EXERCISE INSTRUCTIONS:
Skip the pictures. Transcribe the rest of the data below without changing a word.

-- START AVAILABLE RECORDS --

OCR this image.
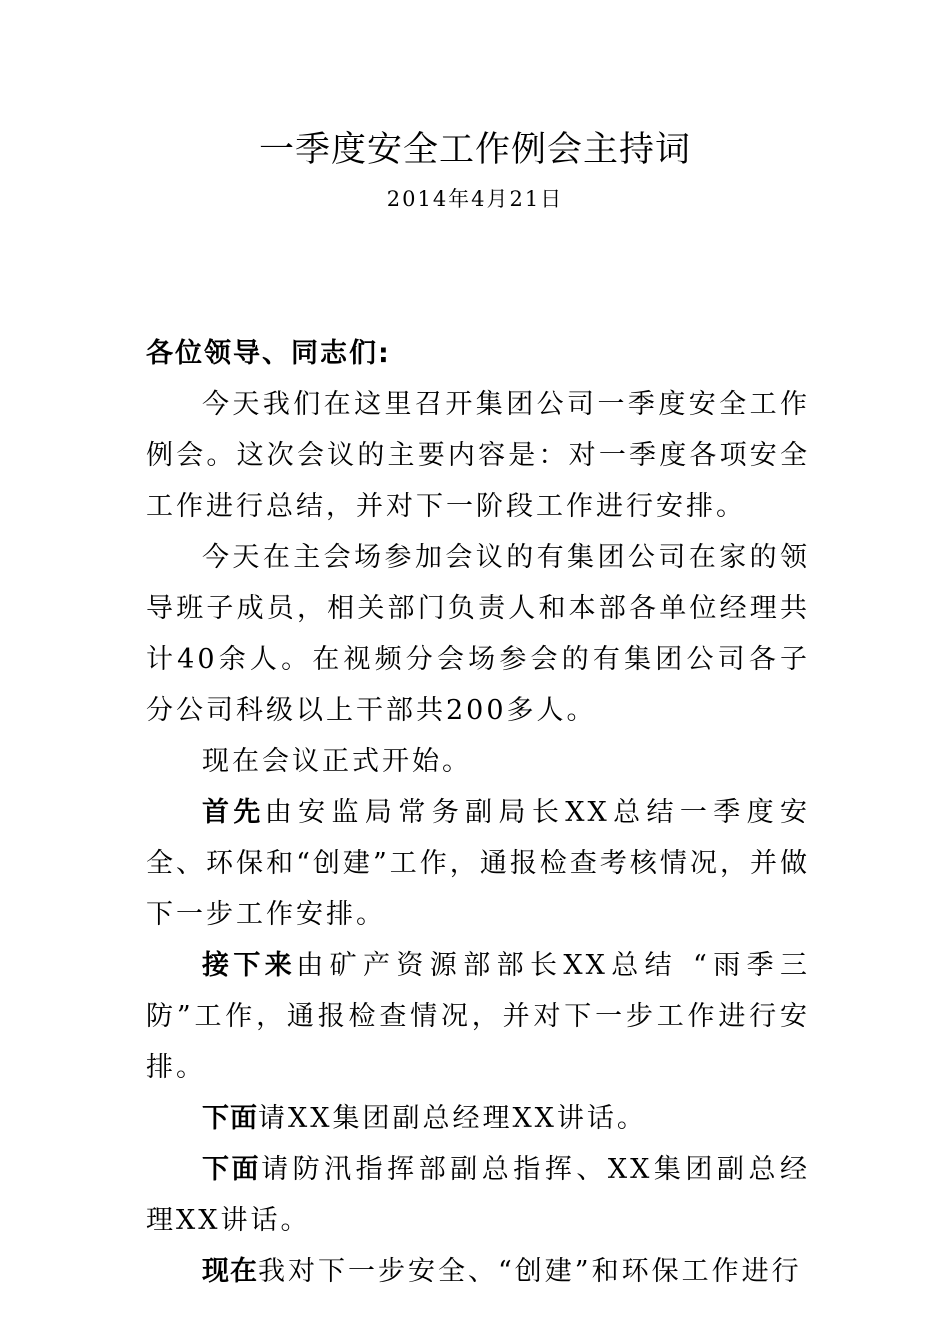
一季度安全工作例会主持词
2014年4月21日

各位领导、同志们:

今天我们在这里召开集团公司一季度安全工作例会。这次会议的主要内容是：对一季度各项安全工作进行总结，并对下一阶段工作进行安排。

今天在主会场参加会议的有集团公司在家的领导班子成员，相关部门负责人和本部各单位经理共计40余人。在视频分会场参会的有集团公司各子分公司科级以上干部共200多人。

现在会议正式开始。

首先由安监局常务副局长XX总结一季度安全、环保和“创建”工作，通报检查考核情况，并做下一步工作安排。

接下来由矿产资源部部长XX总结 “雨季三防”工作，通报检查情况，并对下一步工作进行安排。

下面请XX集团副总经理XX讲话。

下面请防汛指挥部副总指挥、XX集团副总经理XX讲话。

现在我对下一步安全、“创建”和环保工作进行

-- END AVAILABLE RECORDS --

RESPONSE TO THIS TASK:
OCR this image.
一季度安全工作例会主持词
2014年4月21日

各位领导、同志们:

今天我们在这里召开集团公司一季度安全工作例会。这次会议的主要内容是：对一季度各项安全工作进行总结，并对下一阶段工作进行安排。

今天在主会场参加会议的有集团公司在家的领导班子成员，相关部门负责人和本部各单位经理共计40余人。在视频分会场参会的有集团公司各子分公司科级以上干部共200多人。

现在会议正式开始。

首先由安监局常务副局长XX总结一季度安全、环保和“创建”工作，通报检查考核情况，并做下一步工作安排。

接下来由矿产资源部部长XX总结 “雨季三防”工作，通报检查情况，并对下一步工作进行安排。

下面请XX集团副总经理XX讲话。

下面请防汛指挥部副总指挥、XX集团副总经理XX讲话。

现在我对下一步安全、“创建”和环保工作进行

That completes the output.